**MATERIAL PROVIDED**:
····················

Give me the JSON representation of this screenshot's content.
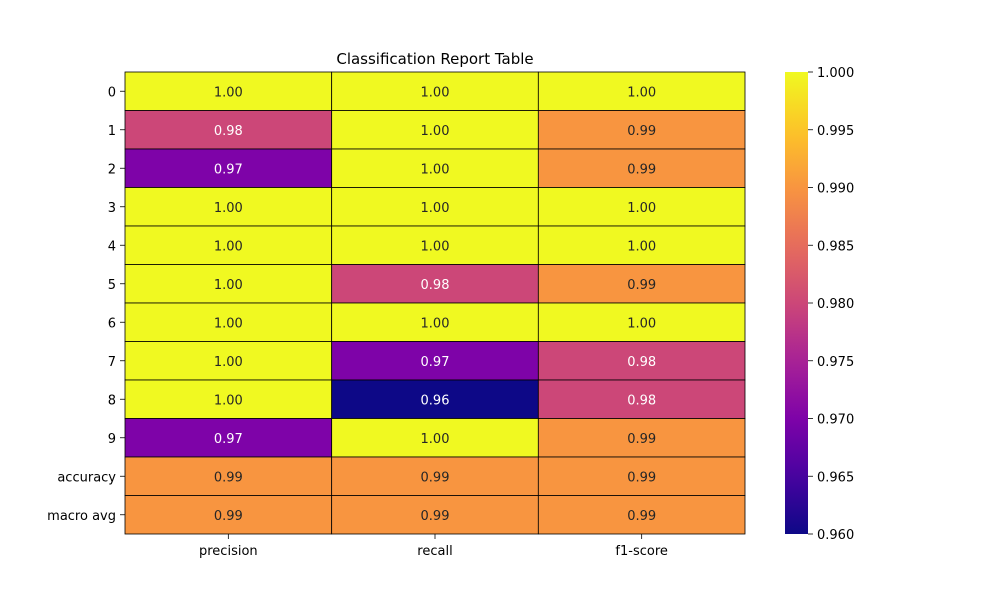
{
  "chart_data": {
    "type": "heatmap",
    "title": "Classification Report Table",
    "columns": [
      "precision",
      "recall",
      "f1-score"
    ],
    "rows": [
      "0",
      "1",
      "2",
      "3",
      "4",
      "5",
      "6",
      "7",
      "8",
      "9",
      "accuracy",
      "macro avg"
    ],
    "values": [
      [
        1.0,
        1.0,
        1.0
      ],
      [
        0.98,
        1.0,
        0.99
      ],
      [
        0.97,
        1.0,
        0.99
      ],
      [
        1.0,
        1.0,
        1.0
      ],
      [
        1.0,
        1.0,
        1.0
      ],
      [
        1.0,
        0.98,
        0.99
      ],
      [
        1.0,
        1.0,
        1.0
      ],
      [
        1.0,
        0.97,
        0.98
      ],
      [
        1.0,
        0.96,
        0.98
      ],
      [
        0.97,
        1.0,
        0.99
      ],
      [
        0.99,
        0.99,
        0.99
      ],
      [
        0.99,
        0.99,
        0.99
      ]
    ],
    "cell_labels": [
      [
        "1.00",
        "1.00",
        "1.00"
      ],
      [
        "0.98",
        "1.00",
        "0.99"
      ],
      [
        "0.97",
        "1.00",
        "0.99"
      ],
      [
        "1.00",
        "1.00",
        "1.00"
      ],
      [
        "1.00",
        "1.00",
        "1.00"
      ],
      [
        "1.00",
        "0.98",
        "0.99"
      ],
      [
        "1.00",
        "1.00",
        "1.00"
      ],
      [
        "1.00",
        "0.97",
        "0.98"
      ],
      [
        "1.00",
        "0.96",
        "0.98"
      ],
      [
        "0.97",
        "1.00",
        "0.99"
      ],
      [
        "0.99",
        "0.99",
        "0.99"
      ],
      [
        "0.99",
        "0.99",
        "0.99"
      ]
    ],
    "colorbar": {
      "vmin": 0.96,
      "vmax": 1.0,
      "ticks": [
        "0.960",
        "0.965",
        "0.970",
        "0.975",
        "0.980",
        "0.985",
        "0.990",
        "0.995",
        "1.000"
      ],
      "colormap": "plasma"
    },
    "grid": true,
    "cell_colors": {
      "1.00": "#f0f921",
      "0.99": "#f89540",
      "0.98": "#cc4778",
      "0.97": "#7e03a8",
      "0.96": "#0d0887"
    }
  }
}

····················

**GIVEN EXERCISE**: Without including the pictures, reproduce all entries exactly.

**CORRECT RESPONSE**:
Give me the JSON representation of this screenshot's content.
{
  "chart_data": {
    "type": "heatmap",
    "title": "Classification Report Table",
    "columns": [
      "precision",
      "recall",
      "f1-score"
    ],
    "rows": [
      "0",
      "1",
      "2",
      "3",
      "4",
      "5",
      "6",
      "7",
      "8",
      "9",
      "accuracy",
      "macro avg"
    ],
    "values": [
      [
        1.0,
        1.0,
        1.0
      ],
      [
        0.98,
        1.0,
        0.99
      ],
      [
        0.97,
        1.0,
        0.99
      ],
      [
        1.0,
        1.0,
        1.0
      ],
      [
        1.0,
        1.0,
        1.0
      ],
      [
        1.0,
        0.98,
        0.99
      ],
      [
        1.0,
        1.0,
        1.0
      ],
      [
        1.0,
        0.97,
        0.98
      ],
      [
        1.0,
        0.96,
        0.98
      ],
      [
        0.97,
        1.0,
        0.99
      ],
      [
        0.99,
        0.99,
        0.99
      ],
      [
        0.99,
        0.99,
        0.99
      ]
    ],
    "cell_labels": [
      [
        "1.00",
        "1.00",
        "1.00"
      ],
      [
        "0.98",
        "1.00",
        "0.99"
      ],
      [
        "0.97",
        "1.00",
        "0.99"
      ],
      [
        "1.00",
        "1.00",
        "1.00"
      ],
      [
        "1.00",
        "1.00",
        "1.00"
      ],
      [
        "1.00",
        "0.98",
        "0.99"
      ],
      [
        "1.00",
        "1.00",
        "1.00"
      ],
      [
        "1.00",
        "0.97",
        "0.98"
      ],
      [
        "1.00",
        "0.96",
        "0.98"
      ],
      [
        "0.97",
        "1.00",
        "0.99"
      ],
      [
        "0.99",
        "0.99",
        "0.99"
      ],
      [
        "0.99",
        "0.99",
        "0.99"
      ]
    ],
    "colorbar": {
      "vmin": 0.96,
      "vmax": 1.0,
      "ticks": [
        "0.960",
        "0.965",
        "0.970",
        "0.975",
        "0.980",
        "0.985",
        "0.990",
        "0.995",
        "1.000"
      ],
      "colormap": "plasma"
    },
    "grid": true,
    "cell_colors": {
      "1.00": "#f0f921",
      "0.99": "#f89540",
      "0.98": "#cc4778",
      "0.97": "#7e03a8",
      "0.96": "#0d0887"
    }
  }
}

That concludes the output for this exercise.